**OBJECTIVE:**
Check each line of the data for "juni" and select those that have it.

▼

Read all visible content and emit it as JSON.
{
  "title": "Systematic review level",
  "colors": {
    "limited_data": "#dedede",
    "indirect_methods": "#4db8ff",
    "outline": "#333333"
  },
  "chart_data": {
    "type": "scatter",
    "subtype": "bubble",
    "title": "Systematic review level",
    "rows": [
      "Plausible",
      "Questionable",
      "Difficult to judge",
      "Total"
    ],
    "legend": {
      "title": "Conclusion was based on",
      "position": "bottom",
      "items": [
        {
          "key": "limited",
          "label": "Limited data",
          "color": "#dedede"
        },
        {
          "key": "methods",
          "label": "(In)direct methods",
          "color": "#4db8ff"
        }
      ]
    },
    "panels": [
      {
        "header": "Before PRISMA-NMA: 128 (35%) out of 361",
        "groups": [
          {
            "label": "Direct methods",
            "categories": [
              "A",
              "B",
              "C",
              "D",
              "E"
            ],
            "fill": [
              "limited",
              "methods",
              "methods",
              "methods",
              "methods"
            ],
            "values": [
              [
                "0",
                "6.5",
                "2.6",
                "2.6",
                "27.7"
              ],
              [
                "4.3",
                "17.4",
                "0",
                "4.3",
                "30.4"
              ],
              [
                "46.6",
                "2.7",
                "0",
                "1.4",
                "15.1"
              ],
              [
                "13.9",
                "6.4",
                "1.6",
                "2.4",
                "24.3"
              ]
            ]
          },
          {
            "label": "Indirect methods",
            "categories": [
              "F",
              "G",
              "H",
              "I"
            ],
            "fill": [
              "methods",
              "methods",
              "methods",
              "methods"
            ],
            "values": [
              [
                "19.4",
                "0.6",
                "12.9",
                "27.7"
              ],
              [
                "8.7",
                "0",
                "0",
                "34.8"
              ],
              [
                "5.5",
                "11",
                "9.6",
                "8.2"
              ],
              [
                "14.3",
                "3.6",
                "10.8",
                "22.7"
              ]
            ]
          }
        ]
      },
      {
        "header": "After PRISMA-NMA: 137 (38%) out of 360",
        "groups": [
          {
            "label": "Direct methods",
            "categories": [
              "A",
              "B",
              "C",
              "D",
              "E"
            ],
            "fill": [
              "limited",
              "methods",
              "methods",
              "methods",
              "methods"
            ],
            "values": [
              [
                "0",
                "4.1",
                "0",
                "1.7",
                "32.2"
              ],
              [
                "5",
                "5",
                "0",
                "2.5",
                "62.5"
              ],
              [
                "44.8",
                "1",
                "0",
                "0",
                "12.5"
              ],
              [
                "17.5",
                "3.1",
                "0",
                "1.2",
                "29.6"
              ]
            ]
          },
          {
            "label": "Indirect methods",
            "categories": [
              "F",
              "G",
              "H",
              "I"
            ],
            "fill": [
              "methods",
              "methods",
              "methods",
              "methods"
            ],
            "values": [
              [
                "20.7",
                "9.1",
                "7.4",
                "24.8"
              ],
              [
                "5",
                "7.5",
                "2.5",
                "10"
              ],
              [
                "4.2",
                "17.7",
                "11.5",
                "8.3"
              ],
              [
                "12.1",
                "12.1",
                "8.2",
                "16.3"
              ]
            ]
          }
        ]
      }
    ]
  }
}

▲
▼

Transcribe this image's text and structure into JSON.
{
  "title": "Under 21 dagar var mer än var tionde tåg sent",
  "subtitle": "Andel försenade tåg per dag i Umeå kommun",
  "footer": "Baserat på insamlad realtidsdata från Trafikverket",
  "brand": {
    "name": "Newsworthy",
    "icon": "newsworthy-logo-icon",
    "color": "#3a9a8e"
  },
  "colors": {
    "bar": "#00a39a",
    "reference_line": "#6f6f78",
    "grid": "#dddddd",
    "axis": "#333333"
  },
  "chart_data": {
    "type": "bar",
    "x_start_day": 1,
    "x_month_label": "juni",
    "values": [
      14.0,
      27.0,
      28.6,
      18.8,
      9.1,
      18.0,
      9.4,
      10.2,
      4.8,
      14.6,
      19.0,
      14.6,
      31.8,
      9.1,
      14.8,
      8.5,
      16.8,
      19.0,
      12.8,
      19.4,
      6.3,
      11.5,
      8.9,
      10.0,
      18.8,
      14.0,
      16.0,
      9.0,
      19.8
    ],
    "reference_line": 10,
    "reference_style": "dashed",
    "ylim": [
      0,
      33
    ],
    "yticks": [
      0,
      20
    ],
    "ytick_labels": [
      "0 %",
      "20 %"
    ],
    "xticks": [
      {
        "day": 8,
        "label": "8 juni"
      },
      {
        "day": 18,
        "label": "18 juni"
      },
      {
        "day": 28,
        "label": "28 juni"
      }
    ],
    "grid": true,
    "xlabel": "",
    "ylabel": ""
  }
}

▲

**COMPLETE ANSWER:**
    "x_month_label": "juni",
        "label": "8 juni"
        "label": "18 juni"
        "label": "28 juni"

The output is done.